- Work instructions -
Lines containing the word "cloud" are the ones to copy from the records below.

- Material supplied -
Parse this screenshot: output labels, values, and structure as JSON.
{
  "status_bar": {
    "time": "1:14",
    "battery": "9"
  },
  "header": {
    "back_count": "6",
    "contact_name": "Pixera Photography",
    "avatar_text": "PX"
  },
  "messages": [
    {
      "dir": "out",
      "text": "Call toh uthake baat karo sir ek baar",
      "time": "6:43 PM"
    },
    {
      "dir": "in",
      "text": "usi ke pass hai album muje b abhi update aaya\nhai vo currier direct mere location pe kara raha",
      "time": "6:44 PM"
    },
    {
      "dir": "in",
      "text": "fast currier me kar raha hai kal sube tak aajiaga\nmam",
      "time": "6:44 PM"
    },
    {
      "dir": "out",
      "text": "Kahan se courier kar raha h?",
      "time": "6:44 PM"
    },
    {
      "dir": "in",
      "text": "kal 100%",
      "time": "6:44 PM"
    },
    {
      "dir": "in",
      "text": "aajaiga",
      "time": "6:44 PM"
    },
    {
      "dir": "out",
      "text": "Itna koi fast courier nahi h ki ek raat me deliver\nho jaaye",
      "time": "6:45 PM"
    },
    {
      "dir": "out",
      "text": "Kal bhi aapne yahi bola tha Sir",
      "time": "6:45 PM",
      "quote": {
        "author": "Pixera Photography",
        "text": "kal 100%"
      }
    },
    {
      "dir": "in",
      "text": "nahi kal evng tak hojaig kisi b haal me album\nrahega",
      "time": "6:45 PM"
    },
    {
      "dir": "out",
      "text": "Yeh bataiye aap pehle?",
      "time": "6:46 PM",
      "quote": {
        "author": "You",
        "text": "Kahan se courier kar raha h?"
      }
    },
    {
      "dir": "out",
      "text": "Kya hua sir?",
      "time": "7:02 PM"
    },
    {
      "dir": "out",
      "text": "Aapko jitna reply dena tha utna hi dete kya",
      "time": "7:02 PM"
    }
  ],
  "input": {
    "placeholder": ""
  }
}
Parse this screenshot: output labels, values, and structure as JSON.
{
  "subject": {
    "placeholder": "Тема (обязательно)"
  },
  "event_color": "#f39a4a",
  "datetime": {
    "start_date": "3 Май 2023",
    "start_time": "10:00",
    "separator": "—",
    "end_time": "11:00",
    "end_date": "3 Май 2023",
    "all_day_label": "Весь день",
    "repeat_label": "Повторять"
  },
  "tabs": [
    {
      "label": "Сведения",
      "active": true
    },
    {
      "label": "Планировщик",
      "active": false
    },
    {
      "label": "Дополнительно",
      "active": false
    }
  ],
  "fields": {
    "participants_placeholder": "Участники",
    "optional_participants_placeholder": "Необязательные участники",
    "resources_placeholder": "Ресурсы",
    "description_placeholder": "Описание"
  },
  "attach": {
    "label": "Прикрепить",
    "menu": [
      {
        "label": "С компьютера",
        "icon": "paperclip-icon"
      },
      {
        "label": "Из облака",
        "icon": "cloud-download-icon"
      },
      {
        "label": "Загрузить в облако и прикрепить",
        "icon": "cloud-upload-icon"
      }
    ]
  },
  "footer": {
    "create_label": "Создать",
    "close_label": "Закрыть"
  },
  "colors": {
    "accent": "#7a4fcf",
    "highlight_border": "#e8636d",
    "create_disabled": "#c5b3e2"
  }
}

- Written solution -
        "icon": "cloud-download-icon"
        "icon": "cloud-upload-icon"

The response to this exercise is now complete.